▶ _EXERCISE REQUIREMENTS_: Could you reproduce the data below word for word, beginning at its first line and stopping after the line that contains "candle-body (803, 638, 811, 666)"?

(A block of data)
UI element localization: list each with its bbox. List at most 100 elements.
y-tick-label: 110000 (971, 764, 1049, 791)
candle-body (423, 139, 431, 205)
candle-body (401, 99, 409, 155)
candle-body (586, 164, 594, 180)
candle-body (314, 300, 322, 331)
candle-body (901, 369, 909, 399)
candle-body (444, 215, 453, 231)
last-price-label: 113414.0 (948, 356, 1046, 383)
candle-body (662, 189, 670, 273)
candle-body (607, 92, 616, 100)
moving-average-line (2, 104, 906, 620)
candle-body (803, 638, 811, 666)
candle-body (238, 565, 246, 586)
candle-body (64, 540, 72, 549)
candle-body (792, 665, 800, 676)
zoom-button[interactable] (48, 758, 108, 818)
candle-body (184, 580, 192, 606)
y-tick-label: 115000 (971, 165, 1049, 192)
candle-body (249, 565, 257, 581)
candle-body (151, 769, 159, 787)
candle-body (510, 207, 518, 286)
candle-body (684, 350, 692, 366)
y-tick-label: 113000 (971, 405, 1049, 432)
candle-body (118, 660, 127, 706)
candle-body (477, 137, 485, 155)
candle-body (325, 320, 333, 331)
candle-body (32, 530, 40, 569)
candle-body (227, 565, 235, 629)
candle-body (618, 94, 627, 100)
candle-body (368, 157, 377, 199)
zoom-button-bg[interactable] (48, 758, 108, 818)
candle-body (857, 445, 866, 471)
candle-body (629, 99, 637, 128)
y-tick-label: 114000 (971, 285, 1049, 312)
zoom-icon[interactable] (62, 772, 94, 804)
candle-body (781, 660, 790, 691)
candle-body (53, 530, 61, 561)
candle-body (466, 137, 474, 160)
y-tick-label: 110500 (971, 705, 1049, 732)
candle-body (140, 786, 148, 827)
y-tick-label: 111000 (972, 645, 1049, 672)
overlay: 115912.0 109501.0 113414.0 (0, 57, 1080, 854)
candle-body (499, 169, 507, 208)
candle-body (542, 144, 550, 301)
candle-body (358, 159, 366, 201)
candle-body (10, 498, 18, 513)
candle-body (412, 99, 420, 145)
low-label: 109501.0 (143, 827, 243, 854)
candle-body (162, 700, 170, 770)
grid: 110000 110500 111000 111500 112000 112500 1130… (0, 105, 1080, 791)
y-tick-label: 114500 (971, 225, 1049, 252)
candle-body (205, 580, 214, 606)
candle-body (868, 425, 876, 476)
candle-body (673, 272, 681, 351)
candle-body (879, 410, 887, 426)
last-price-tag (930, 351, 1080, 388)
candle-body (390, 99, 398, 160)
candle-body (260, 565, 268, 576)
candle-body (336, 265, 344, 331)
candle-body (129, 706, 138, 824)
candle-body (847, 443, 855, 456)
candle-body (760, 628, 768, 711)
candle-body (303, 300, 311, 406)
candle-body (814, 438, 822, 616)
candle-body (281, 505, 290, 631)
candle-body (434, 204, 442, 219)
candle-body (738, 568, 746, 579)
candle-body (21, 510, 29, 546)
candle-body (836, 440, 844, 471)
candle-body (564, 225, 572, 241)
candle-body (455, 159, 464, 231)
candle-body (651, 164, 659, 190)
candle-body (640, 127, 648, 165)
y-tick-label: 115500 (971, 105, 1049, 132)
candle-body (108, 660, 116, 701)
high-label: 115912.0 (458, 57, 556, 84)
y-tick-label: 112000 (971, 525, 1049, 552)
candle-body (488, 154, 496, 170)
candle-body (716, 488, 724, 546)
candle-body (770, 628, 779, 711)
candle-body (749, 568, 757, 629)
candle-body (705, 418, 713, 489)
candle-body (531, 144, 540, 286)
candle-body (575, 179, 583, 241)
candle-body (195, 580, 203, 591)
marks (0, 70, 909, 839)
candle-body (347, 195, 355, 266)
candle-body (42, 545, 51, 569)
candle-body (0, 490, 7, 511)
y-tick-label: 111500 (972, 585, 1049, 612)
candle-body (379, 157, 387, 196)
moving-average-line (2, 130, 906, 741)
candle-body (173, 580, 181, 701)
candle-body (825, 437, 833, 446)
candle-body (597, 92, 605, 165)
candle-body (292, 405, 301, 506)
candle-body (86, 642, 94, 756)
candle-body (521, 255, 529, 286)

▶ _THE ANSWER_:
UI element localization: list each with its bbox. List at most 100 elements.
y-tick-label: 110000 (971, 764, 1049, 791)
candle-body (423, 139, 431, 205)
candle-body (401, 99, 409, 155)
candle-body (586, 164, 594, 180)
candle-body (314, 300, 322, 331)
candle-body (901, 369, 909, 399)
candle-body (444, 215, 453, 231)
last-price-label: 113414.0 (948, 356, 1046, 383)
candle-body (662, 189, 670, 273)
candle-body (607, 92, 616, 100)
moving-average-line (2, 104, 906, 620)
candle-body (803, 638, 811, 666)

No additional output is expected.